> _TASK TO COMPLETE_:
Every entry should be repeated exactly. Omit the pictures.

> _DATASET RECORDS_:
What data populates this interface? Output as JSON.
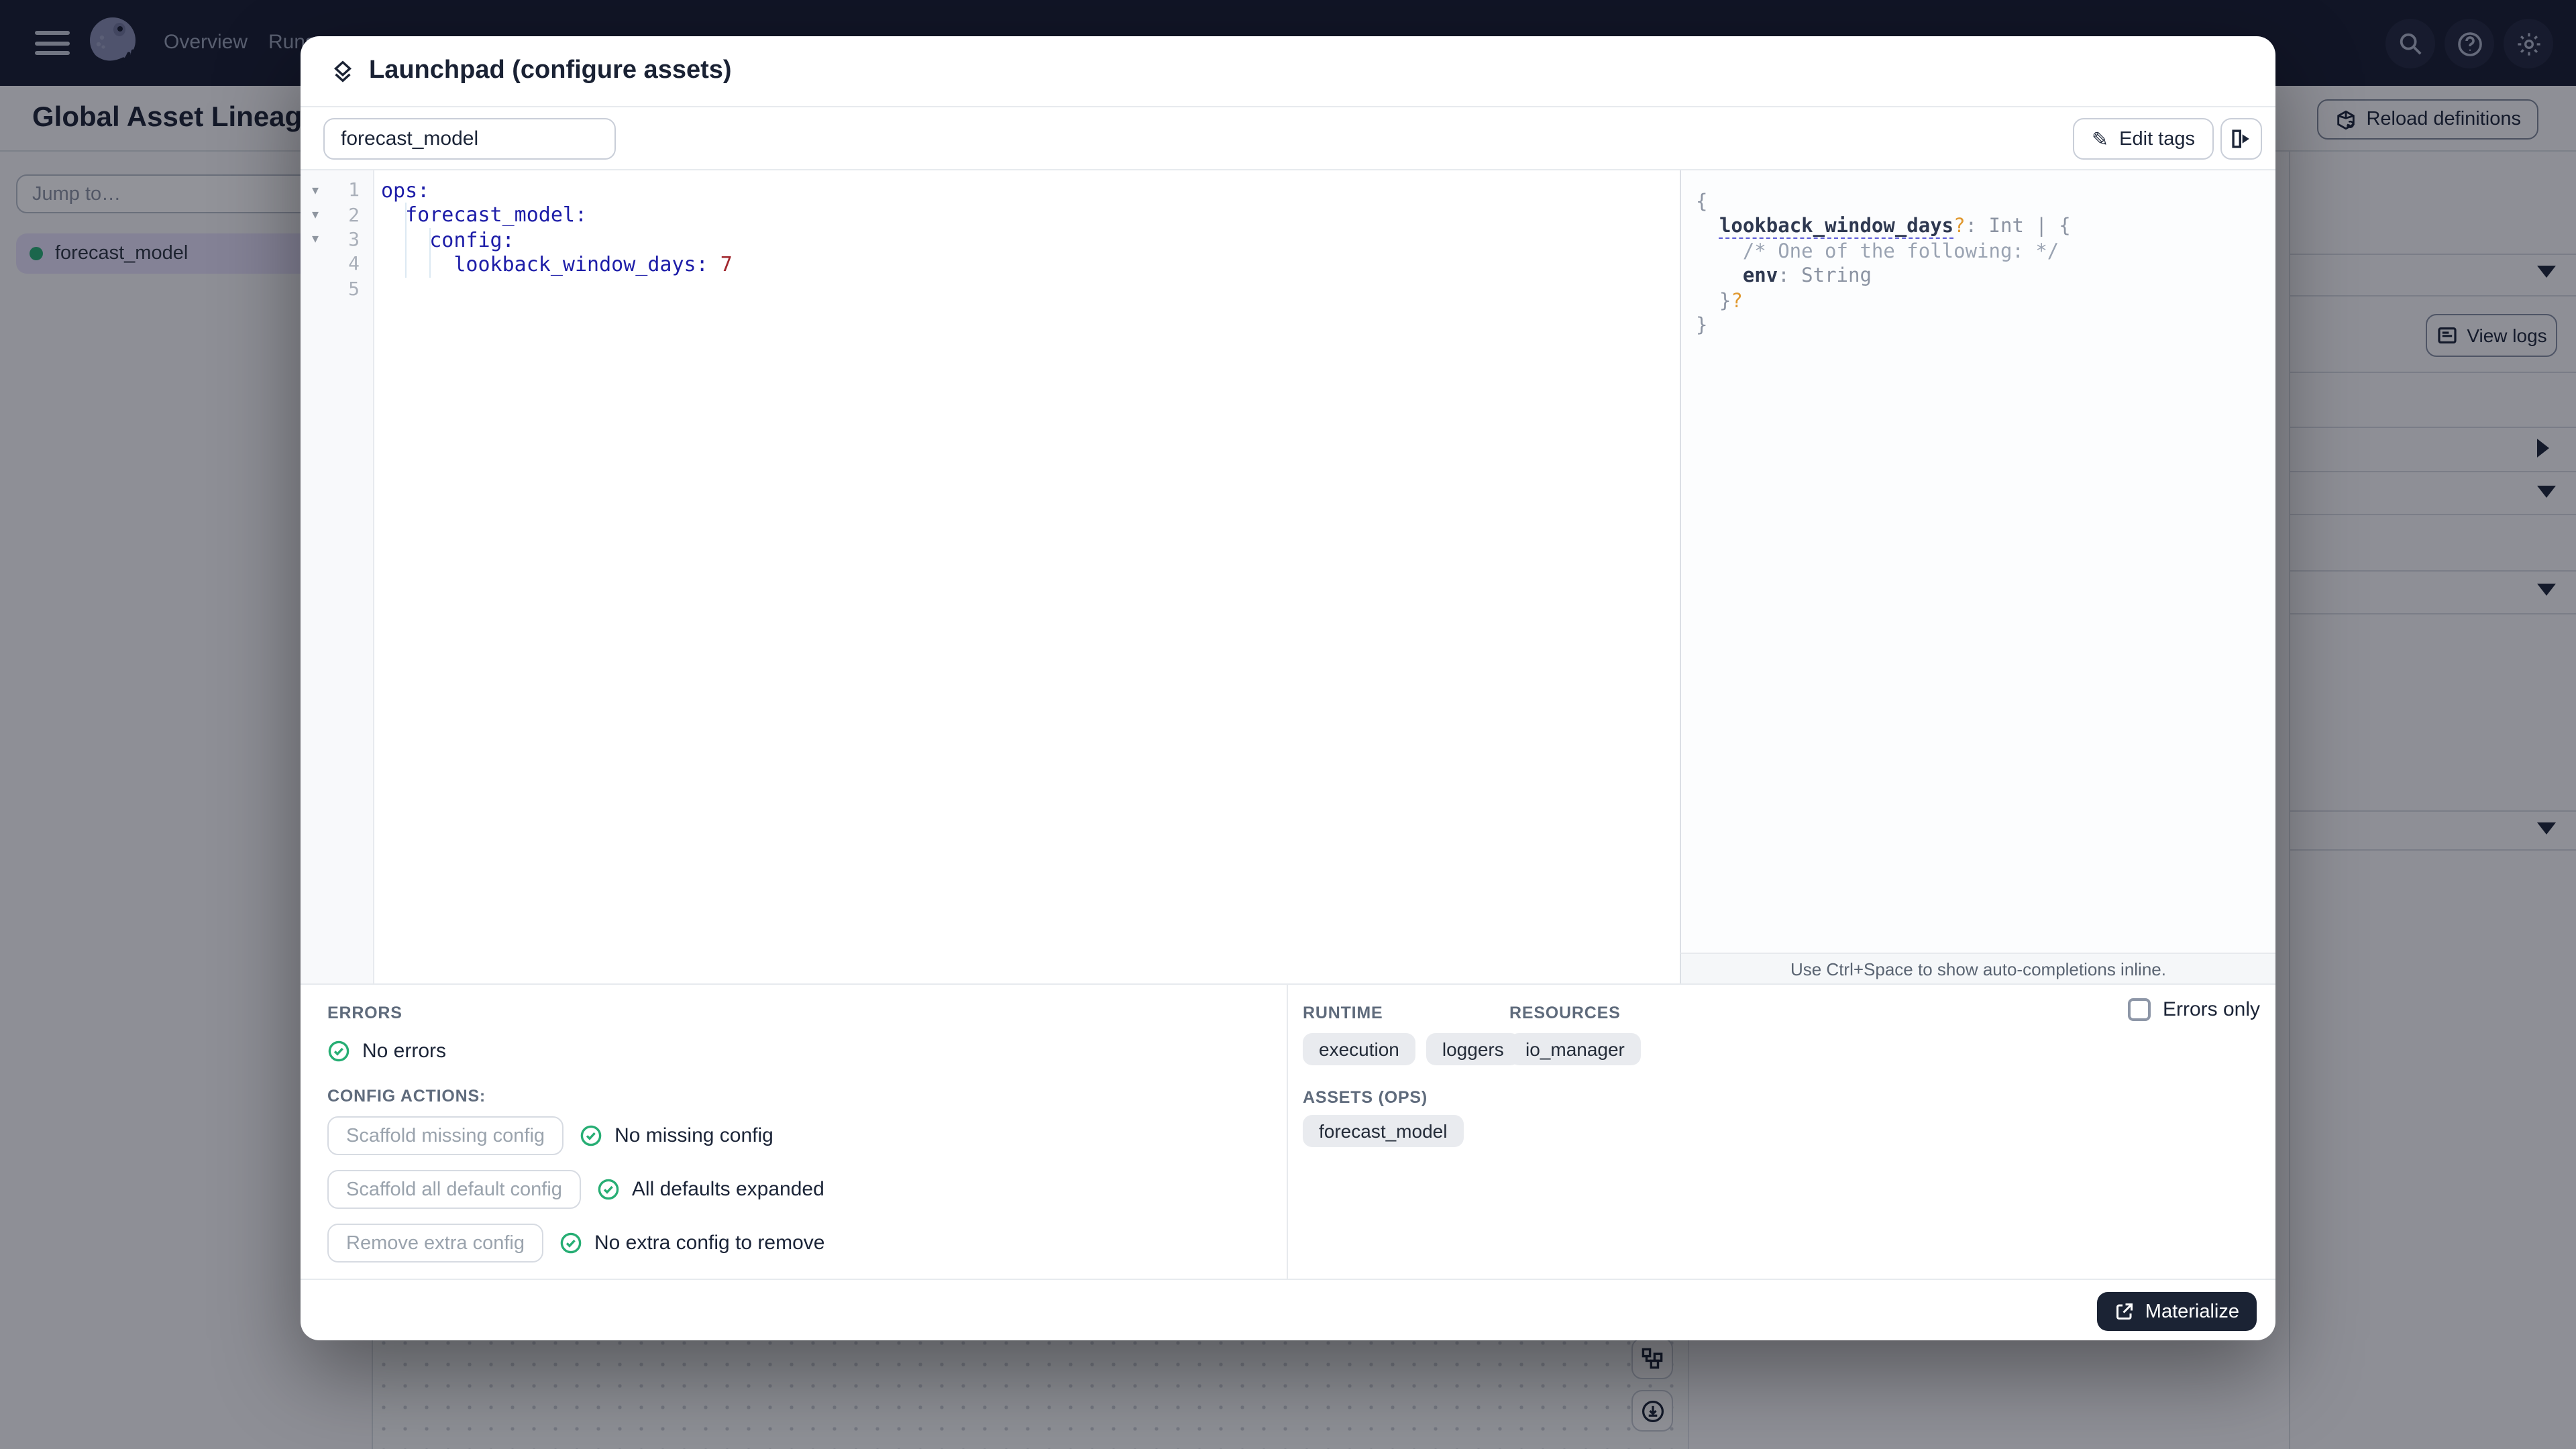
{
  "nav": {
    "items": [
      {
        "label": "Overview"
      },
      {
        "label": "Runs"
      }
    ],
    "icons": [
      "menu-icon",
      "dagster-logo",
      "search-icon",
      "help-icon",
      "gear-icon"
    ]
  },
  "page": {
    "title": "Global Asset Lineage",
    "reload_button": "Reload definitions",
    "jump_placeholder": "Jump to…",
    "asset_item": "forecast_model",
    "view_logs": "View logs"
  },
  "modal": {
    "title": "Launchpad (configure assets)",
    "name_input_value": "forecast_model",
    "edit_tags_label": "Edit tags",
    "hint": "Use Ctrl+Space to show auto-completions inline.",
    "editor": {
      "lines": [
        {
          "n": "1",
          "fold": true,
          "tokens": [
            {
              "t": "ops:",
              "c": "k"
            }
          ]
        },
        {
          "n": "2",
          "fold": true,
          "tokens": [
            {
              "t": "  "
            },
            {
              "t": "forecast_model:",
              "c": "k"
            }
          ]
        },
        {
          "n": "3",
          "fold": true,
          "tokens": [
            {
              "t": "    "
            },
            {
              "t": "config:",
              "c": "k"
            }
          ]
        },
        {
          "n": "4",
          "fold": false,
          "tokens": [
            {
              "t": "      "
            },
            {
              "t": "lookback_window_days:",
              "c": "k"
            },
            {
              "t": " "
            },
            {
              "t": "7",
              "c": "num"
            }
          ]
        },
        {
          "n": "5",
          "fold": false,
          "tokens": []
        }
      ]
    },
    "schema": {
      "lines": [
        [
          {
            "t": "{"
          }
        ],
        [
          {
            "t": "  "
          },
          {
            "t": "lookback_window_days",
            "c": "key dashed"
          },
          {
            "t": "?",
            "c": "q"
          },
          {
            "t": ": Int | {"
          }
        ],
        [
          {
            "t": "    "
          },
          {
            "t": "/* One of the following: */",
            "c": "cm"
          }
        ],
        [
          {
            "t": "    "
          },
          {
            "t": "env",
            "c": "key"
          },
          {
            "t": ": String"
          }
        ],
        [
          {
            "t": "  }"
          },
          {
            "t": "?",
            "c": "q"
          }
        ],
        [
          {
            "t": "}"
          }
        ]
      ]
    },
    "errors": {
      "label": "ERRORS",
      "status": "No errors"
    },
    "config_actions": {
      "label": "CONFIG ACTIONS:",
      "rows": [
        {
          "button": "Scaffold missing config",
          "status": "No missing config"
        },
        {
          "button": "Scaffold all default config",
          "status": "All defaults expanded"
        },
        {
          "button": "Remove extra config",
          "status": "No extra config to remove"
        }
      ]
    },
    "runtime": {
      "label": "RUNTIME",
      "tags": [
        "execution",
        "loggers"
      ]
    },
    "resources": {
      "label": "RESOURCES",
      "tags": [
        "io_manager"
      ]
    },
    "assets_ops": {
      "label": "ASSETS (OPS)",
      "tags": [
        "forecast_model"
      ]
    },
    "errors_only_label": "Errors only",
    "materialize_label": "Materialize"
  },
  "colors": {
    "accent_green": "#27ae74",
    "nav_bg": "#151b2e",
    "selection_lavender": "#e6e1fa",
    "code_key": "#1d1da8",
    "code_number": "#a1262d",
    "schema_optional_marker": "#e0982f",
    "materialize_bg": "#1b2334"
  }
}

> _FINAL RESULT_:
What data populates this interface? Output as JSON.
{
  "nav": {
    "items": [
      {
        "label": "Overview"
      },
      {
        "label": "Runs"
      }
    ],
    "icons": [
      "menu-icon",
      "dagster-logo",
      "search-icon",
      "help-icon",
      "gear-icon"
    ]
  },
  "page": {
    "title": "Global Asset Lineage",
    "reload_button": "Reload definitions",
    "jump_placeholder": "Jump to…",
    "asset_item": "forecast_model",
    "view_logs": "View logs"
  },
  "modal": {
    "title": "Launchpad (configure assets)",
    "name_input_value": "forecast_model",
    "edit_tags_label": "Edit tags",
    "hint": "Use Ctrl+Space to show auto-completions inline.",
    "editor": {
      "lines": [
        {
          "n": "1",
          "fold": true,
          "tokens": [
            {
              "t": "ops:",
              "c": "k"
            }
          ]
        },
        {
          "n": "2",
          "fold": true,
          "tokens": [
            {
              "t": "  "
            },
            {
              "t": "forecast_model:",
              "c": "k"
            }
          ]
        },
        {
          "n": "3",
          "fold": true,
          "tokens": [
            {
              "t": "    "
            },
            {
              "t": "config:",
              "c": "k"
            }
          ]
        },
        {
          "n": "4",
          "fold": false,
          "tokens": [
            {
              "t": "      "
            },
            {
              "t": "lookback_window_days:",
              "c": "k"
            },
            {
              "t": " "
            },
            {
              "t": "7",
              "c": "num"
            }
          ]
        },
        {
          "n": "5",
          "fold": false,
          "tokens": []
        }
      ]
    },
    "schema": {
      "lines": [
        [
          {
            "t": "{"
          }
        ],
        [
          {
            "t": "  "
          },
          {
            "t": "lookback_window_days",
            "c": "key dashed"
          },
          {
            "t": "?",
            "c": "q"
          },
          {
            "t": ": Int | {"
          }
        ],
        [
          {
            "t": "    "
          },
          {
            "t": "/* One of the following: */",
            "c": "cm"
          }
        ],
        [
          {
            "t": "    "
          },
          {
            "t": "env",
            "c": "key"
          },
          {
            "t": ": String"
          }
        ],
        [
          {
            "t": "  }"
          },
          {
            "t": "?",
            "c": "q"
          }
        ],
        [
          {
            "t": "}"
          }
        ]
      ]
    },
    "errors": {
      "label": "ERRORS",
      "status": "No errors"
    },
    "config_actions": {
      "label": "CONFIG ACTIONS:",
      "rows": [
        {
          "button": "Scaffold missing config",
          "status": "No missing config"
        },
        {
          "button": "Scaffold all default config",
          "status": "All defaults expanded"
        },
        {
          "button": "Remove extra config",
          "status": "No extra config to remove"
        }
      ]
    },
    "runtime": {
      "label": "RUNTIME",
      "tags": [
        "execution",
        "loggers"
      ]
    },
    "resources": {
      "label": "RESOURCES",
      "tags": [
        "io_manager"
      ]
    },
    "assets_ops": {
      "label": "ASSETS (OPS)",
      "tags": [
        "forecast_model"
      ]
    },
    "errors_only_label": "Errors only",
    "materialize_label": "Materialize"
  },
  "colors": {
    "accent_green": "#27ae74",
    "nav_bg": "#151b2e",
    "selection_lavender": "#e6e1fa",
    "code_key": "#1d1da8",
    "code_number": "#a1262d",
    "schema_optional_marker": "#e0982f",
    "materialize_bg": "#1b2334"
  }
}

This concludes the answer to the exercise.